_THE TASK_. Among the following entries, count the lines that contain "épaulette" and report only the result.

_DATASET ENTRIES_.

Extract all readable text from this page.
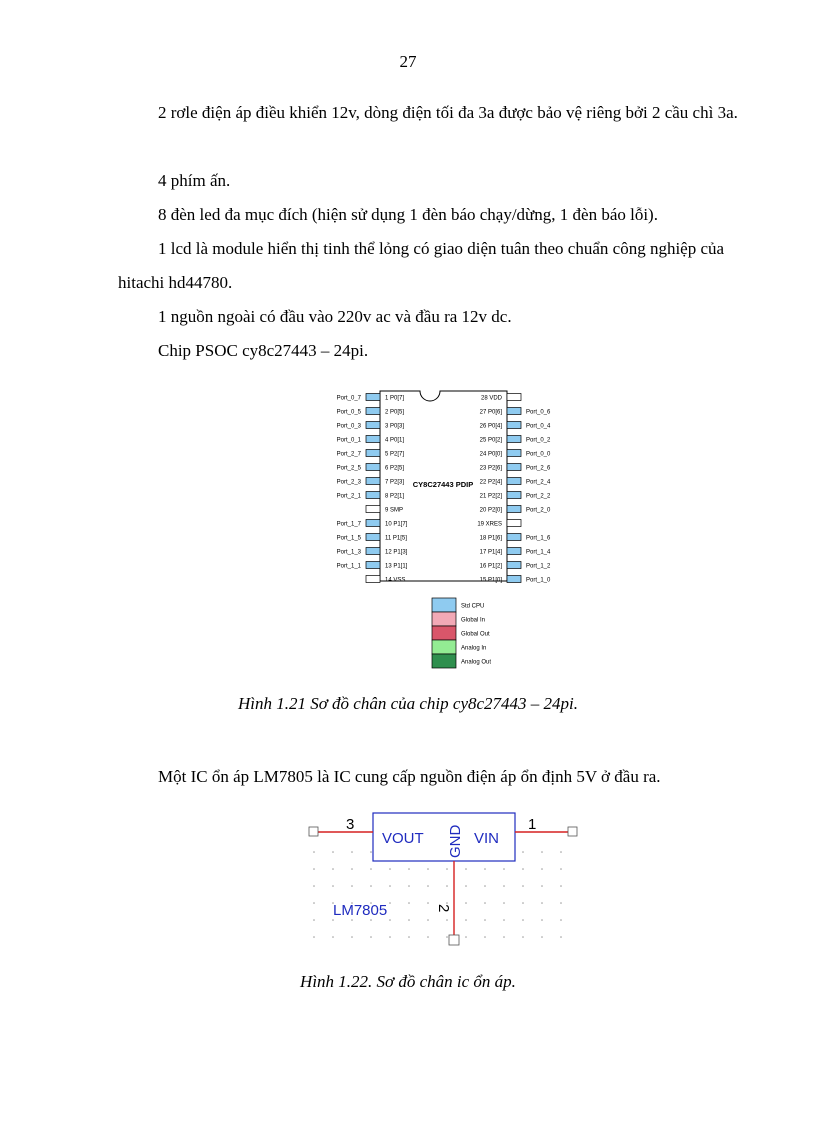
27

2 rơle điện áp điều khiển 12v, dòng điện tối đa 3a được bảo vệ riêng bởi 2 cầu chì 3a.

4 phím ấn.

8 đèn led đa mục đích (hiện sử dụng 1 đèn báo chạy/dừng, 1 đèn báo lỗi).

1 lcd là module hiển thị tinh thể lỏng có giao diện tuân theo chuẩn công nghiệp của hitachi hd44780.

1 nguồn ngoài có đầu vào 220v ac và đầu ra 12v dc.

Chip PSOC cy8c27443 – 24pi.

CY8C27443 PDIP
1 P0[7]
Port_0_7
2 P0[5]
Port_0_5
3 P0[3]
Port_0_3
4 P0[1]
Port_0_1
5 P2[7]
Port_2_7
6 P2[5]
Port_2_5
7 P2[3]
Port_2_3
8 P2[1]
Port_2_1
9 SMP
10 P1[7]
Port_1_7
11 P1[5]
Port_1_5
12 P1[3]
Port_1_3
13 P1[1]
Port_1_1
14 VSS
28 VDD
27 P0[6]	Port_0_6
26 P0[4]	Port_0_4
25 P0[2]	Port_0_2
24 P0[0]	Port_0_0
23 P2[6]	Port_2_6
22 P2[4]	Port_2_4
21 P2[2]	Port_2_2
20 P2[0]	Port_2_0
19 XRES
18 P1[6]	Port_1_6
17 P1[4]	Port_1_4
16 P1[2]	Port_1_2
15 P1[0]	Port_1_0
Std CPU
Global In
Global Out
Analog In
Analog Out
Hình 1.21 Sơ đồ chân của chip cy8c27443 – 24pi.

Một IC ổn áp LM7805 là IC cung cấp nguồn điện áp ổn định 5V ở đầu ra.

VOUT	VIN
GND
3	1
2
LM7805
Hình 1.22. Sơ đồ chân ic ổn áp.
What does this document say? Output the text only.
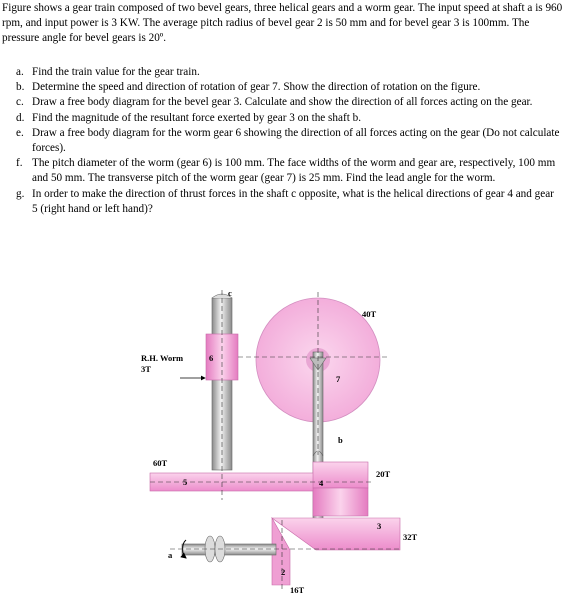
Figure shows a gear train composed of two bevel gears, three helical gears and a worm gear. The input speed at shaft a is 960 rpm, and input power is 3 KW. The average pitch radius of bevel gear 2 is 50 mm and for bevel gear 3 is 100mm. The pressure angle for bevel gears is 20º.
a. Find the train value for the gear train.
b. Determine the speed and direction of rotation of gear 7. Show the direction of rotation on the figure.
c. Draw a free body diagram for the bevel gear 3. Calculate and show the direction of all forces acting on the gear.
d. Find the magnitude of the resultant force exerted by gear 3 on the shaft b.
e. Draw a free body diagram for the worm gear 6 showing the direction of all forces acting on the gear (Do not calculate forces).
f. The pitch diameter of the worm (gear 6) is 100 mm. The face widths of the worm and gear are, respectively, 100 mm and 50 mm. The transverse pitch of the worm gear (gear 7) is 25 mm. Find the lead angle for the worm.
g. In order to make the direction of thrust forces in the shaft c opposite, what is the helical directions of gear 4 and gear 5 (right hand or left hand)?
c
40T
R.H. Worm
3T
6
7
b
60T
5	4
20T
3
32T
a
2
16T
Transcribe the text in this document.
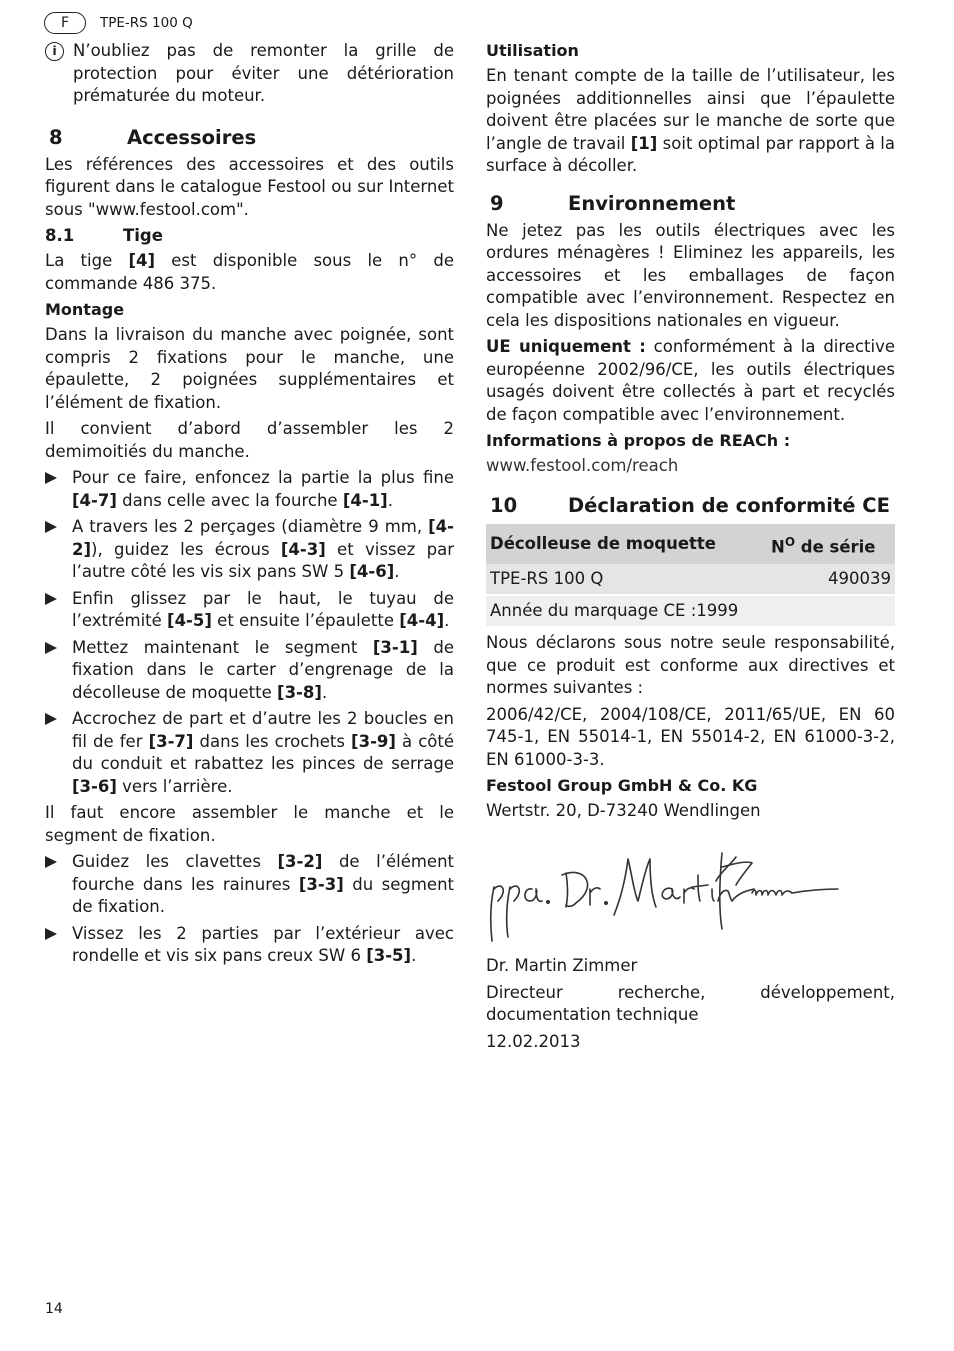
F	TPE-RS 100 Q
i N’oubliez pas de remonter la grille de protection pour éviter une détérioration prématurée du moteur.

8	Accessoires

Les références des accessoires et des outils figurent dans le catalogue Festool ou sur Internet sous "www.festool.com".

8.1	Tige

La tige [4] est disponible sous le n° de commande 486 375.

Montage

Dans la livraison du manche avec poignée, sont compris 2 fixations pour le manche, une épaulette, 2 poignées supplémentaires et l’élément de fixation.

Il convient d’abord d’assembler les 2 demimoitiés du manche.

Pour ce faire, enfoncez la partie la plus fine [4-7] dans celle avec la fourche [4-1].

A travers les 2 perçages (diamètre 9 mm, [4-2]), guidez les écrous [4-3] et vissez par l’autre côté les vis six pans SW 5 [4-6].

Enfin glissez par le haut, le tuyau de l’extrémité [4-5] et ensuite l’épaulette [4-4].

Mettez maintenant le segment [3-1] de fixation dans le carter d’engrenage de la décolleuse de moquette [3-8].

Accrochez de part et d’autre les 2 boucles en fil de fer [3-7] dans les crochets [3-9] à côté du conduit et rabattez les pinces de serrage [3-6] vers l’arrière.

Il faut encore assembler le manche et le segment de fixation.

Guidez les clavettes [3-2] de l’élément fourche dans les rainures [3-3] du segment de fixation.

Vissez les 2 parties par l’extérieur avec rondelle et vis six pans creux SW 6 [3-5].

Utilisation

En tenant compte de la taille de l’utilisateur, les poignées additionnelles ainsi que l’épaulette doivent être placées sur le manche de sorte que l’angle de travail [1] soit optimal par rapport à la surface à décoller.

9	Environnement

Ne jetez pas les outils électriques avec les ordures ménagères ! Eliminez les appareils, les accessoires et les emballages de façon compatible avec l’environnement. Respectez en cela les dispositions nationales en vigueur.

UE uniquement : conformément à la directive européenne 2002/96/CE, les outils électriques usagés doivent être collectés à part et recyclés de façon compatible avec l’environnement.

Informations à propos de REACh :

www.festool.com/reach

10	Déclaration de conformité CE
Décolleuse de moquette	$N^O$ de série
TPE-RS 100 Q	490039
Année du marquage CE :1999	

Nous déclarons sous notre seule responsabilité, que ce produit est conforme aux directives et normes suivantes :

2006/42/CE, 2004/108/CE, 2011/65/UE, EN 60 745-1, EN 55014-1, EN 55014-2, EN 61000-3-2, EN 61000-3-3.

Festool Group GmbH & Co. KG

Wertstr. 20, D-73240 Wendlingen

Dr. Martin Zimmer

Directeur recherche, développement, documentation technique

12.02.2013

14
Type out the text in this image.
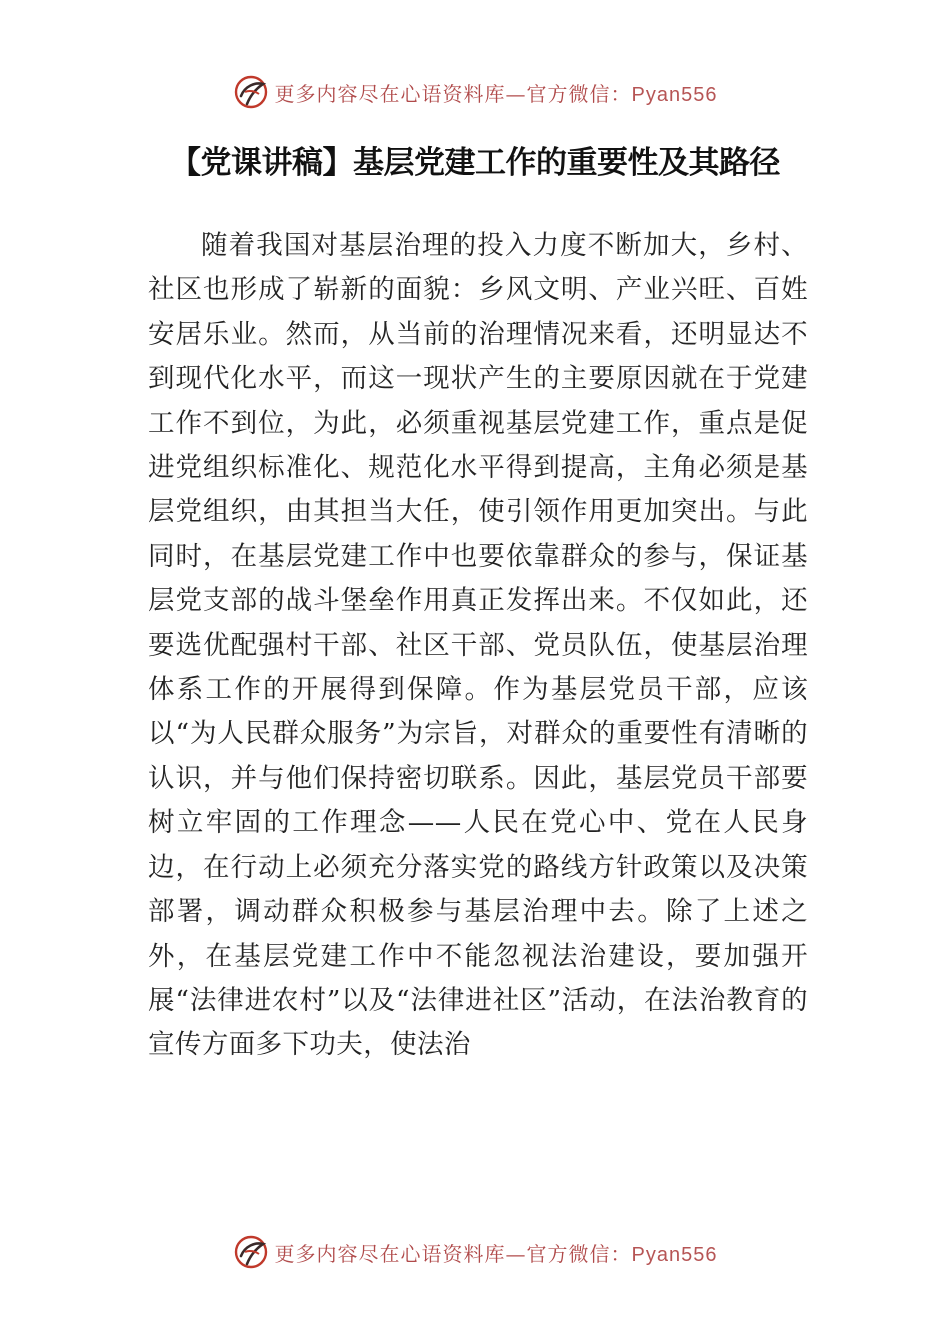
更多内容尽在心语资料库—官方微信：Pyan556
【党课讲稿】基层党建工作的重要性及其路径
随着我国对基层治理的投入力度不断加大，乡村、社区也形成了崭新的面貌：乡风文明、产业兴旺、百姓安居乐业。然而，从当前的治理情况来看，还明显达不到现代化水平，而这一现状产生的主要原因就在于党建工作不到位，为此，必须重视基层党建工作，重点是促进党组织标准化、规范化水平得到提高，主角必须是基层党组织，由其担当大任，使引领作用更加突出。与此同时，在基层党建工作中也要依靠群众的参与，保证基层党支部的战斗堡垒作用真正发挥出来。不仅如此，还要选优配强村干部、社区干部、党员队伍，使基层治理体系工作的开展得到保障。作为基层党员干部，应该以“为人民群众服务”为宗旨，对群众的重要性有清晰的认识，并与他们保持密切联系。因此，基层党员干部要树立牢固的工作理念——人民在党心中、党在人民身边，在行动上必须充分落实党的路线方针政策以及决策部署，调动群众积极参与基层治理中去。除了上述之外，在基层党建工作中不能忽视法治建设，要加强开展“法律进农村”以及“法律进社区”活动，在法治教育的宣传方面多下功夫，使法治
更多内容尽在心语资料库—官方微信：Pyan556
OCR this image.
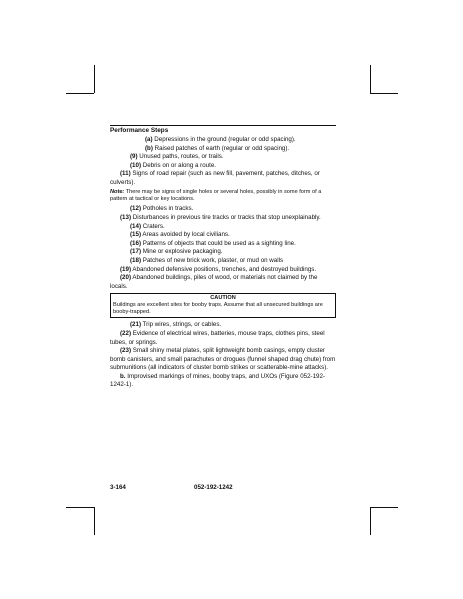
Performance Steps

(a) Depressions in the ground (regular or odd spacing).

(b) Raised patches of earth (regular or odd spacing).

(9) Unused paths, routes, or trails.

(10) Debris on or along a route.

(11) Signs of road repair (such as new fill, pavement, patches, ditches, or culverts).

Note: There may be signs of single holes or several holes, possibly in some form of a pattern at tactical or key locations.

(12) Potholes in tracks.

(13) Disturbances in previous tire tracks or tracks that stop unexplainably.

(14) Craters.

(15) Areas avoided by local civilians.

(16) Patterns of objects that could be used as a sighting line.

(17) Mine or explosive packaging.

(18) Patches of new brick work, plaster, or mud on walls

(19) Abandoned defensive positions, trenches, and destroyed buildings.

(20) Abandoned buildings, piles of wood, or materials not claimed by the locals.

CAUTION
Buildings are excellent sites for booby traps. Assume that all unsecured buildings are booby-trapped.

(21) Trip wires, strings, or cables.

(22) Evidence of electrical wires, batteries, mouse traps, clothes pins, steel tubes, or springs.

(23) Small shiny metal plates, split lightweight bomb casings, empty cluster bomb canisters, and small parachutes or drogues (funnel shaped drag chute) from submunitions (all indicators of cluster bomb strikes or scatterable-mine attacks).

b. Improvised markings of mines, booby traps, and UXOs (Figure 052-192-1242-1).

3-164	052-192-1242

_REPLY TO THE TASK_. 3